— EXERCISE REQUIREMENTS —
Pictures stay out; everything else in the records below is copied exactly.

— RECORDS TO PROCESS —
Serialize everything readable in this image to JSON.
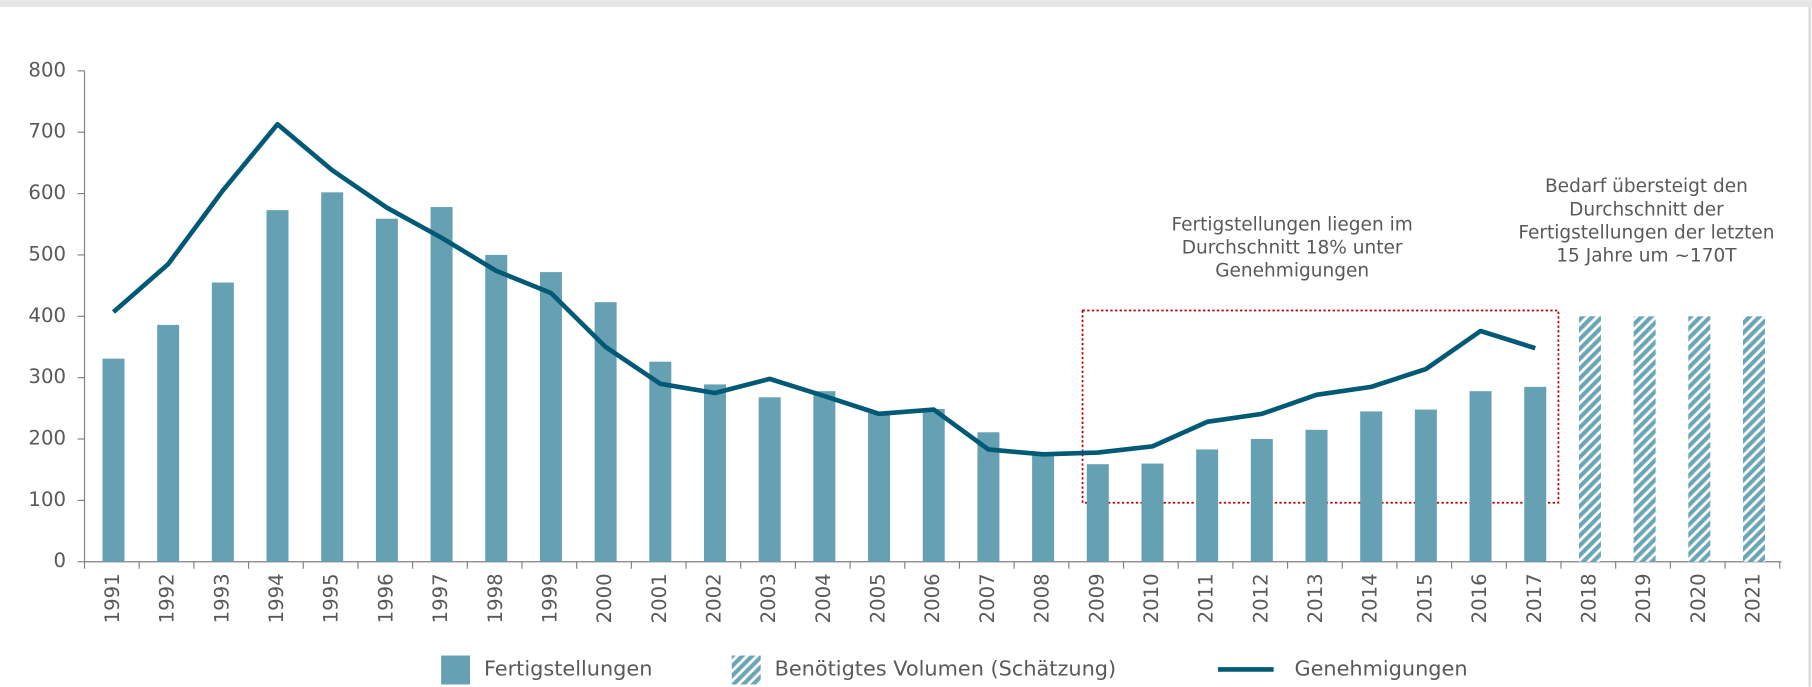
{
  "chart_data": {
    "type": "bar",
    "categories": [
      "1991",
      "1992",
      "1993",
      "1994",
      "1995",
      "1996",
      "1997",
      "1998",
      "1999",
      "2000",
      "2001",
      "2002",
      "2003",
      "2004",
      "2005",
      "2006",
      "2007",
      "2008",
      "2009",
      "2010",
      "2011",
      "2012",
      "2013",
      "2014",
      "2015",
      "2016",
      "2017",
      "2018",
      "2019",
      "2020",
      "2021"
    ],
    "series": [
      {
        "name": "Fertigstellungen",
        "type": "bar",
        "color": "#66a1b3",
        "values": [
          331,
          386,
          455,
          573,
          602,
          559,
          578,
          500,
          472,
          423,
          326,
          289,
          268,
          278,
          242,
          249,
          211,
          176,
          159,
          160,
          183,
          200,
          215,
          245,
          248,
          278,
          285,
          null,
          null,
          null,
          null
        ]
      },
      {
        "name": "Benötigtes Volumen (Schätzung)",
        "type": "hatched-bar",
        "color": "#6aa6b8",
        "values": [
          null,
          null,
          null,
          null,
          null,
          null,
          null,
          null,
          null,
          null,
          null,
          null,
          null,
          null,
          null,
          null,
          null,
          null,
          null,
          null,
          null,
          null,
          null,
          null,
          null,
          null,
          null,
          400,
          400,
          400,
          400
        ]
      },
      {
        "name": "Genehmigungen",
        "type": "line",
        "color": "#005a75",
        "values": [
          407,
          485,
          605,
          713,
          638,
          577,
          528,
          474,
          438,
          350,
          290,
          275,
          298,
          270,
          241,
          248,
          183,
          175,
          178,
          188,
          228,
          241,
          272,
          285,
          314,
          376,
          348,
          null,
          null,
          null,
          null
        ]
      }
    ],
    "ylim": [
      0,
      800
    ],
    "yticks": [
      0,
      100,
      200,
      300,
      400,
      500,
      600,
      700,
      800
    ],
    "annotations": [
      {
        "lines": [
          "Fertigstellungen liegen im",
          "Durchschnitt 18% unter",
          "Genehmigungen"
        ]
      },
      {
        "lines": [
          "Bedarf übersteigt den",
          "Durchschnitt der",
          "Fertigstellungen der letzten",
          "15 Jahre um ~170T"
        ]
      }
    ],
    "legend": "bottom"
  }
}
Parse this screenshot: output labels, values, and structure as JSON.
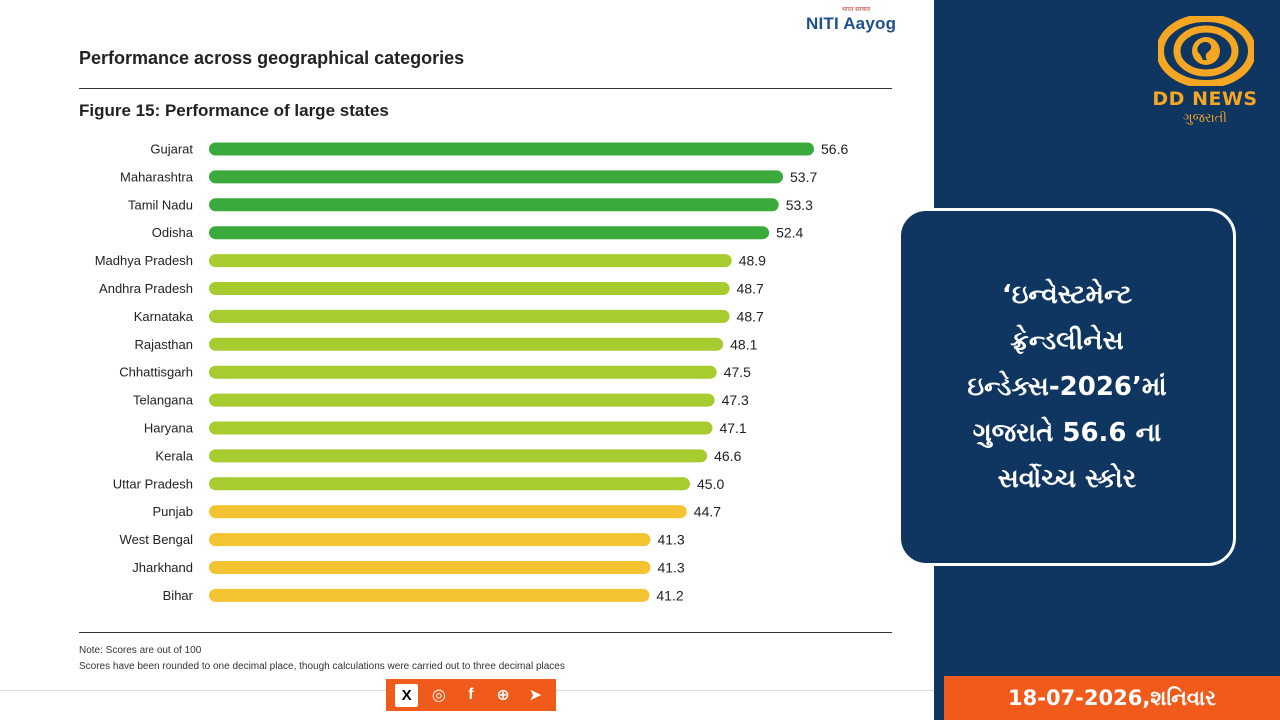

— EXPECTED ANSWER —
Serialize everything readable in this image to JSON.
{
  "chart_data": {
    "type": "bar",
    "categories": [
      "1991",
      "1992",
      "1993",
      "1994",
      "1995",
      "1996",
      "1997",
      "1998",
      "1999",
      "2000",
      "2001",
      "2002",
      "2003",
      "2004",
      "2005",
      "2006",
      "2007",
      "2008",
      "2009",
      "2010",
      "2011",
      "2012",
      "2013",
      "2014",
      "2015",
      "2016",
      "2017",
      "2018",
      "2019",
      "2020",
      "2021"
    ],
    "series": [
      {
        "name": "Fertigstellungen",
        "type": "bar",
        "color": "#66a1b3",
        "values": [
          331,
          386,
          455,
          573,
          602,
          559,
          578,
          500,
          472,
          423,
          326,
          289,
          268,
          278,
          242,
          249,
          211,
          176,
          159,
          160,
          183,
          200,
          215,
          245,
          248,
          278,
          285,
          null,
          null,
          null,
          null
        ]
      },
      {
        "name": "Benötigtes Volumen (Schätzung)",
        "type": "hatched-bar",
        "color": "#6aa6b8",
        "values": [
          null,
          null,
          null,
          null,
          null,
          null,
          null,
          null,
          null,
          null,
          null,
          null,
          null,
          null,
          null,
          null,
          null,
          null,
          null,
          null,
          null,
          null,
          null,
          null,
          null,
          null,
          null,
          400,
          400,
          400,
          400
        ]
      },
      {
        "name": "Genehmigungen",
        "type": "line",
        "color": "#005a75",
        "values": [
          407,
          485,
          605,
          713,
          638,
          577,
          528,
          474,
          438,
          350,
          290,
          275,
          298,
          270,
          241,
          248,
          183,
          175,
          178,
          188,
          228,
          241,
          272,
          285,
          314,
          376,
          348,
          null,
          null,
          null,
          null
        ]
      }
    ],
    "ylim": [
      0,
      800
    ],
    "yticks": [
      0,
      100,
      200,
      300,
      400,
      500,
      600,
      700,
      800
    ],
    "annotations": [
      {
        "lines": [
          "Fertigstellungen liegen im",
          "Durchschnitt 18% unter",
          "Genehmigungen"
        ]
      },
      {
        "lines": [
          "Bedarf übersteigt den",
          "Durchschnitt der",
          "Fertigstellungen der letzten",
          "15 Jahre um ~170T"
        ]
      }
    ],
    "legend": "bottom"
  }
}
Parse this screenshot: output labels, values, and structure as JSON.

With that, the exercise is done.